### [REQUIRED WORK]
Copy the records below, swapping every "legend" for "key" and keeping everything else the same. Leave out the pictures.

### [INFORMATION SHOWN]
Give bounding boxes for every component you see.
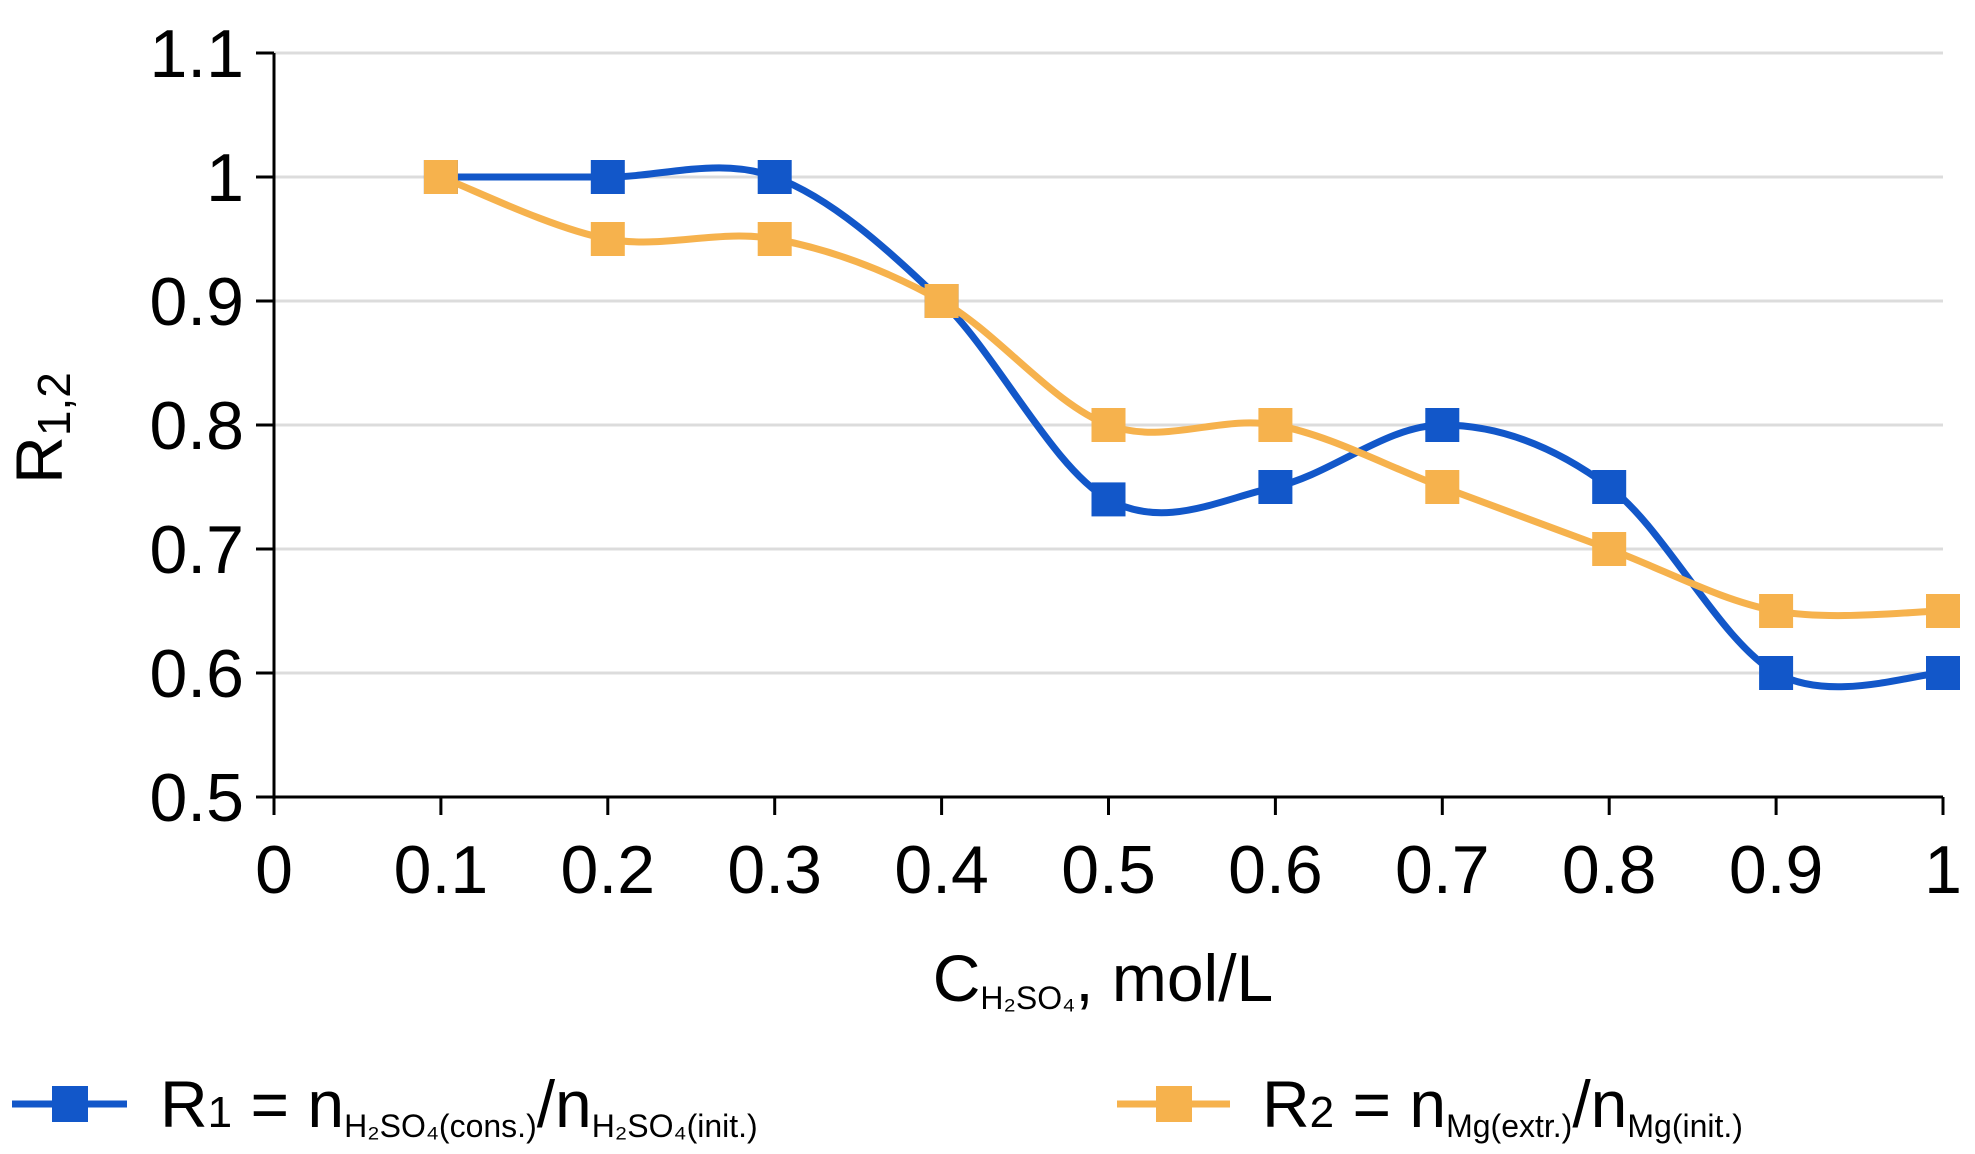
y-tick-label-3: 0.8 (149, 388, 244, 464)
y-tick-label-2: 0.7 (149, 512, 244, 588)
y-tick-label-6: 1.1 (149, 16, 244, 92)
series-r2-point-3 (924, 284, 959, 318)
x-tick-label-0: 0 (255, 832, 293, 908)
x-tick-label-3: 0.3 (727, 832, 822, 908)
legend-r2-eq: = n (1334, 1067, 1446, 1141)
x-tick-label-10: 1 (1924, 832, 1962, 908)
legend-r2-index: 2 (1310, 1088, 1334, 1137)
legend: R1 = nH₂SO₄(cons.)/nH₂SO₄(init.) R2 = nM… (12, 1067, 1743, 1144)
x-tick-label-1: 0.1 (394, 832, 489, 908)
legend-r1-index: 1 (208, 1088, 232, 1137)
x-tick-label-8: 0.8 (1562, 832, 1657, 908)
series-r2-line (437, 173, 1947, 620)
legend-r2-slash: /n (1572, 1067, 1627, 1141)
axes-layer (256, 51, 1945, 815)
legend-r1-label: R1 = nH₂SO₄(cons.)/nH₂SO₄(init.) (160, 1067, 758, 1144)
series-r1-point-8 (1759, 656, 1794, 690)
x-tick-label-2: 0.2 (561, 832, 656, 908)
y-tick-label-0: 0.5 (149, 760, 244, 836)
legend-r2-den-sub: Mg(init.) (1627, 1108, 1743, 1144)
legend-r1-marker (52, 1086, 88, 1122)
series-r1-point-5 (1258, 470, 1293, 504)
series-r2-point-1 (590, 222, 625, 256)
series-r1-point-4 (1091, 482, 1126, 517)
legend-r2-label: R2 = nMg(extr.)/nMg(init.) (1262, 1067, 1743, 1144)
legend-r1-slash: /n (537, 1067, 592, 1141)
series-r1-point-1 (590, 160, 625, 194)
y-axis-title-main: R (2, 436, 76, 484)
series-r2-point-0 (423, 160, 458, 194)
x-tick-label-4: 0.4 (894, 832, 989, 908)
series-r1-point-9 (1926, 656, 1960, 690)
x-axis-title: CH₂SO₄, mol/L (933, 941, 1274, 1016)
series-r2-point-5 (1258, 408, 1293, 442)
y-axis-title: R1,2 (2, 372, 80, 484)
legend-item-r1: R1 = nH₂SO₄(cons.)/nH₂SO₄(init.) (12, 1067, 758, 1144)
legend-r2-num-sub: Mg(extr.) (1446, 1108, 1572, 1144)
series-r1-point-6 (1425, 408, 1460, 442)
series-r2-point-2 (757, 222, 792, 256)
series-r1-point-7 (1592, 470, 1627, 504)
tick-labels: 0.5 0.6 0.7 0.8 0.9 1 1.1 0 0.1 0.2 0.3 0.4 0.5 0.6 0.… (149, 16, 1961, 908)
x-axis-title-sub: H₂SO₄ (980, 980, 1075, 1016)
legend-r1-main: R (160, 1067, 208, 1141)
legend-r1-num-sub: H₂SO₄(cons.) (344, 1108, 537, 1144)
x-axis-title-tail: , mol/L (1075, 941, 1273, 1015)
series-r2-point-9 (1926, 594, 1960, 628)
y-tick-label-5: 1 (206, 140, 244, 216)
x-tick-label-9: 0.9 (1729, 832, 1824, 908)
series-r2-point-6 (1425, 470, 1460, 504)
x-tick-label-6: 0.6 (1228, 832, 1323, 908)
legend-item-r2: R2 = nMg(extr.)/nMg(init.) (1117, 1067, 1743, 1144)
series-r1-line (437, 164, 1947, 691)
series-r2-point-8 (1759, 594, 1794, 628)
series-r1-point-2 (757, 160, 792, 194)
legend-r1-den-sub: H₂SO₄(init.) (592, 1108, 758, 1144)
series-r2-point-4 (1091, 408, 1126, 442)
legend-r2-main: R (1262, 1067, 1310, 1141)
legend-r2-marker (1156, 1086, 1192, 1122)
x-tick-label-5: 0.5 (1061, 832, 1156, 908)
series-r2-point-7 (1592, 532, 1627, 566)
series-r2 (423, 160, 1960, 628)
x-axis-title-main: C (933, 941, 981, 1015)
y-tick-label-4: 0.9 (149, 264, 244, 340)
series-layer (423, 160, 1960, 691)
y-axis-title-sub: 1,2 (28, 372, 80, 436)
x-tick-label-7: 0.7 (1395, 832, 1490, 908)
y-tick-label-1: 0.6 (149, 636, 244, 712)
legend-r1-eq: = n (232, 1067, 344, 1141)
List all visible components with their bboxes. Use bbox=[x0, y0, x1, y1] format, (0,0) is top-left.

### [RESPONSE TO THE TASK]
Give bounding boxes for every component you see.
y-tick-label-3: 0.8 (149, 388, 244, 464)
y-tick-label-2: 0.7 (149, 512, 244, 588)
y-tick-label-6: 1.1 (149, 16, 244, 92)
series-r2-point-3 (924, 284, 959, 318)
x-tick-label-0: 0 (255, 832, 293, 908)
x-tick-label-3: 0.3 (727, 832, 822, 908)
key-r2-eq: = n (1334, 1067, 1446, 1141)
x-tick-label-10: 1 (1924, 832, 1962, 908)
key-r2-index: 2 (1310, 1088, 1334, 1137)
key: R1 = nH₂SO₄(cons.)/nH₂SO₄(init.) R2 = nM… (12, 1067, 1743, 1144)
x-tick-label-1: 0.1 (394, 832, 489, 908)
key-r1-index: 1 (208, 1088, 232, 1137)
x-tick-label-8: 0.8 (1562, 832, 1657, 908)
series-r2-line (437, 173, 1947, 620)
key-r2-slash: /n (1572, 1067, 1627, 1141)
axes-layer (256, 51, 1945, 815)
key-r1-label: R1 = nH₂SO₄(cons.)/nH₂SO₄(init.) (160, 1067, 758, 1144)
series-r1-point-8 (1759, 656, 1794, 690)
x-tick-label-2: 0.2 (561, 832, 656, 908)
y-tick-label-0: 0.5 (149, 760, 244, 836)
key-r2-den-sub: Mg(init.) (1627, 1108, 1743, 1144)
key-r1-marker (52, 1086, 88, 1122)
series-r1-point-5 (1258, 470, 1293, 504)
series-r2-point-1 (590, 222, 625, 256)
series-r1-point-4 (1091, 482, 1126, 517)
key-r2-label: R2 = nMg(extr.)/nMg(init.) (1262, 1067, 1743, 1144)
key-r1-slash: /n (537, 1067, 592, 1141)
series-r1-point-1 (590, 160, 625, 194)
y-axis-title-main: R (2, 436, 76, 484)
series-r2-point-0 (423, 160, 458, 194)
x-tick-label-4: 0.4 (894, 832, 989, 908)
series-r1-point-9 (1926, 656, 1960, 690)
x-axis-title: CH₂SO₄, mol/L (933, 941, 1274, 1016)
series-r2-point-5 (1258, 408, 1293, 442)
y-axis-title: R1,2 (2, 372, 80, 484)
key-item-r1: R1 = nH₂SO₄(cons.)/nH₂SO₄(init.) (12, 1067, 758, 1144)
key-r2-num-sub: Mg(extr.) (1446, 1108, 1572, 1144)
series-r1-point-6 (1425, 408, 1460, 442)
series-r2-point-2 (757, 222, 792, 256)
series-r1-point-7 (1592, 470, 1627, 504)
tick-labels: 0.5 0.6 0.7 0.8 0.9 1 1.1 0 0.1 0.2 0.3 0.4 0.5 0.6 0.… (149, 16, 1961, 908)
x-axis-title-sub: H₂SO₄ (980, 980, 1075, 1016)
key-r1-main: R (160, 1067, 208, 1141)
key-r1-num-sub: H₂SO₄(cons.) (344, 1108, 537, 1144)
x-axis-title-tail: , mol/L (1075, 941, 1273, 1015)
series-r2-point-9 (1926, 594, 1960, 628)
y-tick-label-5: 1 (206, 140, 244, 216)
x-tick-label-9: 0.9 (1729, 832, 1824, 908)
series-r2-point-6 (1425, 470, 1460, 504)
x-tick-label-6: 0.6 (1228, 832, 1323, 908)
key-item-r2: R2 = nMg(extr.)/nMg(init.) (1117, 1067, 1743, 1144)
series-r1-line (437, 164, 1947, 691)
series-r2-point-8 (1759, 594, 1794, 628)
series-r1-point-2 (757, 160, 792, 194)
key-r1-den-sub: H₂SO₄(init.) (592, 1108, 758, 1144)
series-r2-point-4 (1091, 408, 1126, 442)
key-r2-main: R (1262, 1067, 1310, 1141)
key-r2-marker (1156, 1086, 1192, 1122)
x-tick-label-5: 0.5 (1061, 832, 1156, 908)
series-r2-point-7 (1592, 532, 1627, 566)
series-r2 (423, 160, 1960, 628)
x-axis-title-main: C (933, 941, 981, 1015)
y-tick-label-4: 0.9 (149, 264, 244, 340)
series-layer (423, 160, 1960, 691)
y-axis-title-sub: 1,2 (28, 372, 80, 436)
x-tick-label-7: 0.7 (1395, 832, 1490, 908)
y-tick-label-1: 0.6 (149, 636, 244, 712)
key-r1-eq: = n (232, 1067, 344, 1141)
List all visible components with their bboxes. Use bbox=[x0, y0, x1, y1] format, (0,0) is top-left.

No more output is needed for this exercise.